__STATED PROBLEM__.
Copy all lines holding the word "bisa" from the entries.

(Data excerpts)
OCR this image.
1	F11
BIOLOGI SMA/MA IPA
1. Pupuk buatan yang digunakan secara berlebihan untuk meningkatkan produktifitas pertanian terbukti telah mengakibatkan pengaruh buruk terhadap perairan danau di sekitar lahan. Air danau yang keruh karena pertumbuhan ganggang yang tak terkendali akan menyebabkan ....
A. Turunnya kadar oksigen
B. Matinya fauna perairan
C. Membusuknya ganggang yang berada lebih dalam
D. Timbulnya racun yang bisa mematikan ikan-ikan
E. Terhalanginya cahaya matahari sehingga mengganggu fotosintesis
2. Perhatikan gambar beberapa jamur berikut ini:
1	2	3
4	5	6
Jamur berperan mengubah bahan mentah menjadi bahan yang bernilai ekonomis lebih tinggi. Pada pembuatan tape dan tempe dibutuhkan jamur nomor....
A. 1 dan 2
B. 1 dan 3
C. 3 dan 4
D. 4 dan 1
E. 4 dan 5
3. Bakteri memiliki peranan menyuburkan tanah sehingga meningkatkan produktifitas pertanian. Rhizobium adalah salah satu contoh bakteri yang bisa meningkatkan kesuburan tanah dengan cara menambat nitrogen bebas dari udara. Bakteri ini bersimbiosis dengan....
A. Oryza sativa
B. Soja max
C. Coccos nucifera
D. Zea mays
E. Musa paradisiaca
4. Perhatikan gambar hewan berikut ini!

__WRITTEN SOLUTION__.
D. Timbulnya racun yang bisa mematikan ikan-ikan
3. Bakteri memiliki peranan menyuburkan tanah sehingga meningkatkan produktifitas pertanian. Rhizobium adalah salah satu contoh bakteri yang bisa meningkatkan kesuburan tanah dengan cara menambat nitrogen bebas dari udara. Bakteri ini bersimbiosis dengan....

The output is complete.